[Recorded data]
***

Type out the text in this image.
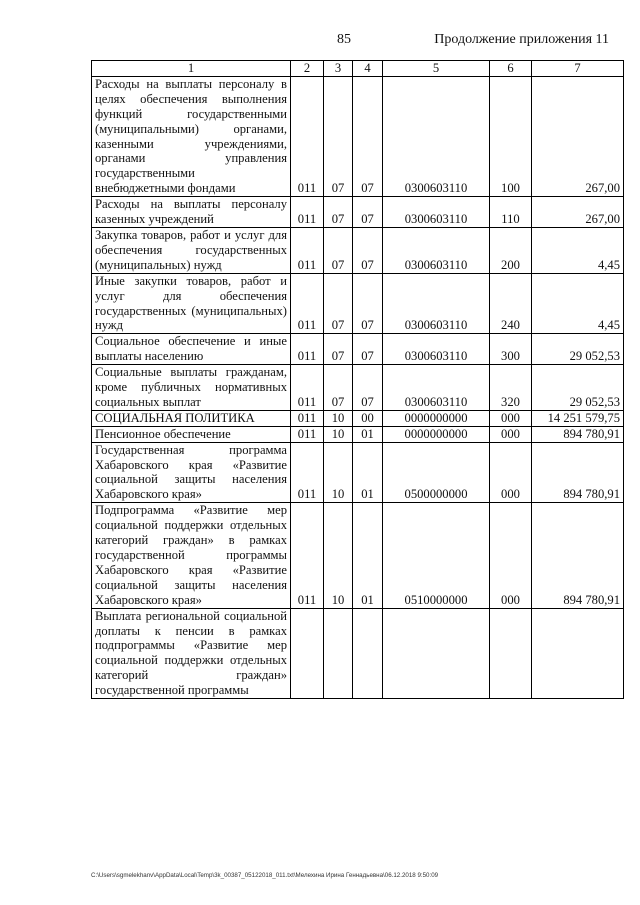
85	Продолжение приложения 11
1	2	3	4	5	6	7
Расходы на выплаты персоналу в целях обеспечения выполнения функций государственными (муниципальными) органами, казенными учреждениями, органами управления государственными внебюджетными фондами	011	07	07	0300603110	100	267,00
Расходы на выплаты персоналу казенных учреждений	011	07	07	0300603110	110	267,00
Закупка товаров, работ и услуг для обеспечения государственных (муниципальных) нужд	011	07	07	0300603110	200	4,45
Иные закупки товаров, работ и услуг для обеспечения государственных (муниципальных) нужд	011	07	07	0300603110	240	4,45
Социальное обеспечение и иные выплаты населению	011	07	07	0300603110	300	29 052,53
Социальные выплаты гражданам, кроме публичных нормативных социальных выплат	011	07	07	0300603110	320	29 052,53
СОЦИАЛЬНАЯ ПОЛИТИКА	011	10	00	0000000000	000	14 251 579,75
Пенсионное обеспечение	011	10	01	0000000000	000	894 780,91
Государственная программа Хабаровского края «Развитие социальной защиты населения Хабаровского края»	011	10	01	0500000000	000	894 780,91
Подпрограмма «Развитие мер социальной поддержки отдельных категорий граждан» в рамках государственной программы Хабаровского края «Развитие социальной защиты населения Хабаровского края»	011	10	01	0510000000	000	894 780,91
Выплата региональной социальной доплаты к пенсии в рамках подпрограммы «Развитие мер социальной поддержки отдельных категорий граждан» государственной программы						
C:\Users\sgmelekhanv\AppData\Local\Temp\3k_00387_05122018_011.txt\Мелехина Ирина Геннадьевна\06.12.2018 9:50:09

***

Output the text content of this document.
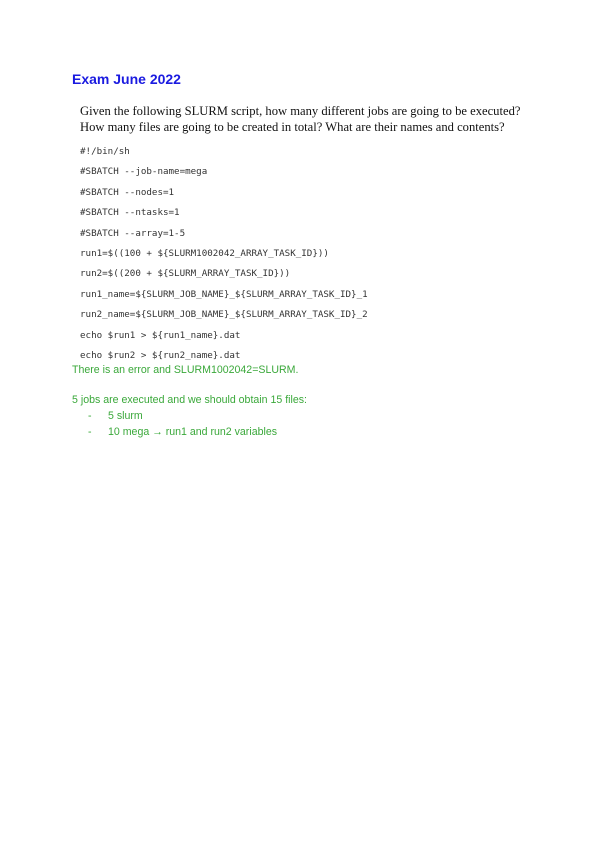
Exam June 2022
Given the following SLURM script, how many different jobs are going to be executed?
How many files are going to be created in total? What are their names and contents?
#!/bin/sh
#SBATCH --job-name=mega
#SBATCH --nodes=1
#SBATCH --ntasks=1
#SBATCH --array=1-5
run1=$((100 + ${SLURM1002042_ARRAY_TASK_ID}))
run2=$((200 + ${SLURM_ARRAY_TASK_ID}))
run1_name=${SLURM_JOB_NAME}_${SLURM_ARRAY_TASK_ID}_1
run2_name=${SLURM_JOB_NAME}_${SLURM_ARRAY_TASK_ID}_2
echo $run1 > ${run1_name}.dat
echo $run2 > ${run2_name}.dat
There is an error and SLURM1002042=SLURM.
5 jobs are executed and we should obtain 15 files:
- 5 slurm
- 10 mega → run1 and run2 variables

***

- [Instructions for the task]: Gather up every line from the listing above in which the word "социальной" occurs.

- [The output]:
Государственная программа Хабаровского края «Развитие социальной защиты населения Хабаровского края»	011	10	01	0500000000	000	894 780,91
Подпрограмма «Развитие мер социальной поддержки отдельных категорий граждан» в рамках государственной программы Хабаровского края «Развитие социальной защиты населения Хабаровского края»	011	10	01	0510000000	000	894 780,91
Выплата региональной социальной доплаты к пенсии в рамках подпрограммы «Развитие мер социальной поддержки отдельных категорий граждан» государственной программы						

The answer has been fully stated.